§ **YOUR GOAL**: Search the data below for "bottom"; list each line that holds it.

---+---

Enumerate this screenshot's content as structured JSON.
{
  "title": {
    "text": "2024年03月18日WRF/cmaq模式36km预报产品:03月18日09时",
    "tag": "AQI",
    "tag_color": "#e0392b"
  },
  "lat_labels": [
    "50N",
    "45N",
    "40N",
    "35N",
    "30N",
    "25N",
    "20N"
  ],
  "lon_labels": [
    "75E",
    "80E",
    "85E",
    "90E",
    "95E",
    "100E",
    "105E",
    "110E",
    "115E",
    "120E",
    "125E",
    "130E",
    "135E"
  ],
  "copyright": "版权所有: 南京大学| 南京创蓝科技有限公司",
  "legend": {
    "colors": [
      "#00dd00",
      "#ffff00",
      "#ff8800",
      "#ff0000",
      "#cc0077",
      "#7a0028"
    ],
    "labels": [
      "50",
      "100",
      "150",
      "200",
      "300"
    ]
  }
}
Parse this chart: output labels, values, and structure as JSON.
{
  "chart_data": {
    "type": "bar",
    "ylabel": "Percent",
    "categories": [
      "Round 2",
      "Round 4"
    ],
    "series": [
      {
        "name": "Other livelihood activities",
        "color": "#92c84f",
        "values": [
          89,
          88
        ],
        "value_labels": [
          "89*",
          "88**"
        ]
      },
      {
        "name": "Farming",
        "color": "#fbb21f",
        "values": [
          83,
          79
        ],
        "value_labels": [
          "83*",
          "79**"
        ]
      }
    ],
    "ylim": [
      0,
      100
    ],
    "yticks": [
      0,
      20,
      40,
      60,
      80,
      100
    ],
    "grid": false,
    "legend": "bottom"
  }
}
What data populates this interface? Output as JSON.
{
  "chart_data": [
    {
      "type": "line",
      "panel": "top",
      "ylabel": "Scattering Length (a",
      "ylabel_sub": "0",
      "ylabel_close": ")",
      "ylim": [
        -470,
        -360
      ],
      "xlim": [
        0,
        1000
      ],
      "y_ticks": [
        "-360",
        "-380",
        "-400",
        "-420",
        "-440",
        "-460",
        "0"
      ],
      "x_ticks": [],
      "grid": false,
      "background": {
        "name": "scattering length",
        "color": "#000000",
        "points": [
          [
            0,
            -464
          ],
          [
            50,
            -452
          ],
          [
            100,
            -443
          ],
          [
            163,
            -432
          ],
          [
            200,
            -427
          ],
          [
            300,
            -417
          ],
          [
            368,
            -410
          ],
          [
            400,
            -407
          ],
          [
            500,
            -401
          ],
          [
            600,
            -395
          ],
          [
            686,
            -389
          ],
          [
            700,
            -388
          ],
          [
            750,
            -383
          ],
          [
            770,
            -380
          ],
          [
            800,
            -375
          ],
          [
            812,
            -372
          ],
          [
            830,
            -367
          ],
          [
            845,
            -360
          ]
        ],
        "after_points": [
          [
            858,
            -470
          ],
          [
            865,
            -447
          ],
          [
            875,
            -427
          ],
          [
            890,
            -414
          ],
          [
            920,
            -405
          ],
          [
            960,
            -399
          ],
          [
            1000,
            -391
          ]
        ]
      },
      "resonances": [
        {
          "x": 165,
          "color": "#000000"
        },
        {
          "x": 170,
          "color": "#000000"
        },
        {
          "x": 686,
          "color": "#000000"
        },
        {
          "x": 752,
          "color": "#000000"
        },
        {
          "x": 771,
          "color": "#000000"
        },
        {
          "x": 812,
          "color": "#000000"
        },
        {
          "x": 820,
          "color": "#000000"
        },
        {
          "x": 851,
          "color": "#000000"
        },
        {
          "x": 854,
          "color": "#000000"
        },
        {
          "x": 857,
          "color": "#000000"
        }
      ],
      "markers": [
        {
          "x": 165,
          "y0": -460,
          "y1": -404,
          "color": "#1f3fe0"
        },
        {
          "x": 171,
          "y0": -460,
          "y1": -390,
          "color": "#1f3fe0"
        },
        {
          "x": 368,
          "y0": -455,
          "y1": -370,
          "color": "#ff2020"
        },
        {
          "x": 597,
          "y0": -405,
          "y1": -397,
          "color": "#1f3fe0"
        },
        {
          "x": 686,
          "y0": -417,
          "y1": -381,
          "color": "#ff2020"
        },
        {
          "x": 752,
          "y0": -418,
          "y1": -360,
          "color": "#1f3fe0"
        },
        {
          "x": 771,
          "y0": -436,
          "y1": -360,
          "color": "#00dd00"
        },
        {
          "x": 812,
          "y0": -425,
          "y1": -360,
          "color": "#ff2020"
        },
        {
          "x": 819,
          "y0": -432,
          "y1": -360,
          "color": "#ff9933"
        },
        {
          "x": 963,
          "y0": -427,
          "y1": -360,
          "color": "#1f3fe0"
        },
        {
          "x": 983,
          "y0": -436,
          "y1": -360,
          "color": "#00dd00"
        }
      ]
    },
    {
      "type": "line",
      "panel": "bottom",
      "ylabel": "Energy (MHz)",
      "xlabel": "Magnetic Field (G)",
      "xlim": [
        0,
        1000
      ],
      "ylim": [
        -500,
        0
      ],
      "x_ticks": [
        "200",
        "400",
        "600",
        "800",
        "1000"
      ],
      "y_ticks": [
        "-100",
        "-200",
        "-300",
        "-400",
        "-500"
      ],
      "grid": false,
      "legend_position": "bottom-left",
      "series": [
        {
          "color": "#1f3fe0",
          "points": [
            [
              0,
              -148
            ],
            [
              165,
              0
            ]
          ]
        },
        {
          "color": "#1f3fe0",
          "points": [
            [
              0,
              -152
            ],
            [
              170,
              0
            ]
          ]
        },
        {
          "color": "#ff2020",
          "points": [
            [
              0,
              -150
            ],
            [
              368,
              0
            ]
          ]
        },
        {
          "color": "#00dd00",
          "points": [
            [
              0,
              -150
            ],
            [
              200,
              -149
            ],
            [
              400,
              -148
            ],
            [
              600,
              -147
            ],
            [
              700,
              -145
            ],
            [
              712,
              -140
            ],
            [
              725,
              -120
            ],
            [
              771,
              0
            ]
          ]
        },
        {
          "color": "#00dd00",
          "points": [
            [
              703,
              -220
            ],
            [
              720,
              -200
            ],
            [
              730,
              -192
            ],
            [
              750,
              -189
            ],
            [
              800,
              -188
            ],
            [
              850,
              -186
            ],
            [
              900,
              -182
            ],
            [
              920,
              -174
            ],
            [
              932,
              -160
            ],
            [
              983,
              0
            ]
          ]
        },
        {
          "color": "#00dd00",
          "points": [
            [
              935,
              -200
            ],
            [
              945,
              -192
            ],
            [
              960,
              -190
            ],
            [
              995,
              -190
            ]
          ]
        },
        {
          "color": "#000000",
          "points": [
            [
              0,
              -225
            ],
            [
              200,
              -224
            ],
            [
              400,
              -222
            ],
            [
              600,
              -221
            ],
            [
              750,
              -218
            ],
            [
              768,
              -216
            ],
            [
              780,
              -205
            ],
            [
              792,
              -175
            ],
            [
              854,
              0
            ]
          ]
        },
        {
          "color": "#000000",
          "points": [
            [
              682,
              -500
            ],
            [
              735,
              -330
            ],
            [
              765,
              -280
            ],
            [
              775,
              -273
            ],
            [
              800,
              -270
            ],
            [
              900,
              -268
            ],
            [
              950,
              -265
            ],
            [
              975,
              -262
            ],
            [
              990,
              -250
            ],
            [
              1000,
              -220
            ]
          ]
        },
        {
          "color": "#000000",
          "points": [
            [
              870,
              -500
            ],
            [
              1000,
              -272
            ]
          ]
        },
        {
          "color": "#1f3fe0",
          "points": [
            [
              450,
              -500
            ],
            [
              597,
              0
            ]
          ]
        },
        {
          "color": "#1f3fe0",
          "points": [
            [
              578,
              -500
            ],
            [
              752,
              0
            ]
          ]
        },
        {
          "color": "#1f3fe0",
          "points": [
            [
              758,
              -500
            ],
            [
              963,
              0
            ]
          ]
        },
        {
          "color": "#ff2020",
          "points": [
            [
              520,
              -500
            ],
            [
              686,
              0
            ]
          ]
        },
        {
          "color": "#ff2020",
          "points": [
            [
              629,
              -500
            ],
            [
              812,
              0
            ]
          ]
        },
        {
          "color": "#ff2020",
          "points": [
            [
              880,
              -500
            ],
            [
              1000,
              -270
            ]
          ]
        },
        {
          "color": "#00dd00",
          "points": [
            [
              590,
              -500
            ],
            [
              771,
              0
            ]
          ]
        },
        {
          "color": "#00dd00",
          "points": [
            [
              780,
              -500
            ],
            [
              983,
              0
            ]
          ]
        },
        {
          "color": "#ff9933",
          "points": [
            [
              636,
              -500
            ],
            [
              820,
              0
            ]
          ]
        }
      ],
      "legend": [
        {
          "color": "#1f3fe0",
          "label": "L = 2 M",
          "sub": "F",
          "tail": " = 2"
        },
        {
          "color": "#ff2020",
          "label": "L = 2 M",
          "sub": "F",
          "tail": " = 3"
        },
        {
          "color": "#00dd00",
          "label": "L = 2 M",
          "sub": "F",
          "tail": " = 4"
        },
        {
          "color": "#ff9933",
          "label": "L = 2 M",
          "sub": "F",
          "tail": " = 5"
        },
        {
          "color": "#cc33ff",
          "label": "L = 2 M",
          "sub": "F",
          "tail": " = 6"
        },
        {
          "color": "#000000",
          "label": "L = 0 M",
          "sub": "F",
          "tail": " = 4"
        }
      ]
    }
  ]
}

---+---

§ **THE COMPLETED TASK**:
    "legend": "bottom"
      "panel": "bottom",
      "legend_position": "bottom-left",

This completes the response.